Aim of the task: Copy the data from the start through the line that contains "y-tick-10: 10% bbox=[191, 719, 240, 746]", changing "down-arrow-icon" to "arrow-down-icon" and leaving everything else as it is.

Source data:
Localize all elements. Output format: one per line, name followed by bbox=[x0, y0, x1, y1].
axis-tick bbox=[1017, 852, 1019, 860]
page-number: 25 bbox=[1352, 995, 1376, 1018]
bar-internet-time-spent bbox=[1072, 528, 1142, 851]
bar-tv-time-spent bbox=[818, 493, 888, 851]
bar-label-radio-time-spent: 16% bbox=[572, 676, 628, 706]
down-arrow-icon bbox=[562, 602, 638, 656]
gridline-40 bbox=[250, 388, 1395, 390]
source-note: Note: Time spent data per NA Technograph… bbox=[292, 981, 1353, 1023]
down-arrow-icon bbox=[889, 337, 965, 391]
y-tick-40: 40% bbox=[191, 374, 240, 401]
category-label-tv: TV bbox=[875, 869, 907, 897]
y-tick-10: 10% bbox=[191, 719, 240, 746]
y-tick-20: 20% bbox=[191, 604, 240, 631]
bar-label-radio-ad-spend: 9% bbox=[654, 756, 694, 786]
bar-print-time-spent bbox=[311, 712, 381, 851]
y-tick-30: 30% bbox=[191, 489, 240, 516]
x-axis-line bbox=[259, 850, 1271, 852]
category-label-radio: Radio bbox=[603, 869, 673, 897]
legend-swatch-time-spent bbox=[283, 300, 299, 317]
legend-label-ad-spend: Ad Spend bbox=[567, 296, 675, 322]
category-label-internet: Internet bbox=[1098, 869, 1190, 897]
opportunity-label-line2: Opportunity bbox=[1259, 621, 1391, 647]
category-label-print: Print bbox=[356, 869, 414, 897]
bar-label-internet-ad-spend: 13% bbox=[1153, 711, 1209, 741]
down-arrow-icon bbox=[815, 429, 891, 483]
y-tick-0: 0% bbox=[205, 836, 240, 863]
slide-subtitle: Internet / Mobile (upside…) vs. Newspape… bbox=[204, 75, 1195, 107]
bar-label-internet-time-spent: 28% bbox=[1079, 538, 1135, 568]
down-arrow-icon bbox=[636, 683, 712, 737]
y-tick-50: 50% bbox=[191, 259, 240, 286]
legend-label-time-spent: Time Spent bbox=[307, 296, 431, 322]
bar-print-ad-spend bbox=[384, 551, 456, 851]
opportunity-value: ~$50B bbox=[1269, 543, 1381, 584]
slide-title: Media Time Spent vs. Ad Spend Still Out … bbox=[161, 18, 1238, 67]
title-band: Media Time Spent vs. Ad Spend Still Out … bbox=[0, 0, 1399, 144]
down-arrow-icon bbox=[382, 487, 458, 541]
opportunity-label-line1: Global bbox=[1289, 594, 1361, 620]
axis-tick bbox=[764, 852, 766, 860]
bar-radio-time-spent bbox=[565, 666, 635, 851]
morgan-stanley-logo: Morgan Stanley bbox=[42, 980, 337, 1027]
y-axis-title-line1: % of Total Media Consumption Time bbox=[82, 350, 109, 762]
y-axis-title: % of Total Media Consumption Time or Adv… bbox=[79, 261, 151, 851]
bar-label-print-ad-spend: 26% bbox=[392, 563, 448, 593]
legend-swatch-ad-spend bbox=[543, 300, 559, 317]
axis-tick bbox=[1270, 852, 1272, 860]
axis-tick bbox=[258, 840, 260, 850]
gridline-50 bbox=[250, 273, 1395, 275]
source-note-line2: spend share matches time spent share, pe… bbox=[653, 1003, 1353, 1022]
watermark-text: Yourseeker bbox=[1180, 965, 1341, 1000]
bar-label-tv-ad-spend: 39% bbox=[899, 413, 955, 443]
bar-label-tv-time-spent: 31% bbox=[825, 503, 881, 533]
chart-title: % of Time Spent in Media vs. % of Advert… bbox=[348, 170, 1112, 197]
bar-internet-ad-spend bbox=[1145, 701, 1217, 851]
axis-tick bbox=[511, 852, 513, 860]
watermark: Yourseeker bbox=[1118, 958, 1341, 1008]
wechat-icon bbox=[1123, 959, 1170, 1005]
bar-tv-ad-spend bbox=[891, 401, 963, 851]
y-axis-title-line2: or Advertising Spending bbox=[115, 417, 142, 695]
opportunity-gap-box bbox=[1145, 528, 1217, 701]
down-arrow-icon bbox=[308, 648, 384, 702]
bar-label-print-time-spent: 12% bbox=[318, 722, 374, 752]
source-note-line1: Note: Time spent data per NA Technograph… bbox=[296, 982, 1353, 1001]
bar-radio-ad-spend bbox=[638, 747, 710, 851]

Response:
Localize all elements. Output format: one per line, name followed by bbox=[x0, y0, x1, y1].
axis-tick bbox=[1017, 852, 1019, 860]
page-number: 25 bbox=[1352, 995, 1376, 1018]
bar-internet-time-spent bbox=[1072, 528, 1142, 851]
bar-tv-time-spent bbox=[818, 493, 888, 851]
bar-label-radio-time-spent: 16% bbox=[572, 676, 628, 706]
arrow-down-icon bbox=[562, 602, 638, 656]
gridline-40 bbox=[250, 388, 1395, 390]
source-note: Note: Time spent data per NA Technograph… bbox=[292, 981, 1353, 1023]
arrow-down-icon bbox=[889, 337, 965, 391]
y-tick-40: 40% bbox=[191, 374, 240, 401]
category-label-tv: TV bbox=[875, 869, 907, 897]
y-tick-10: 10% bbox=[191, 719, 240, 746]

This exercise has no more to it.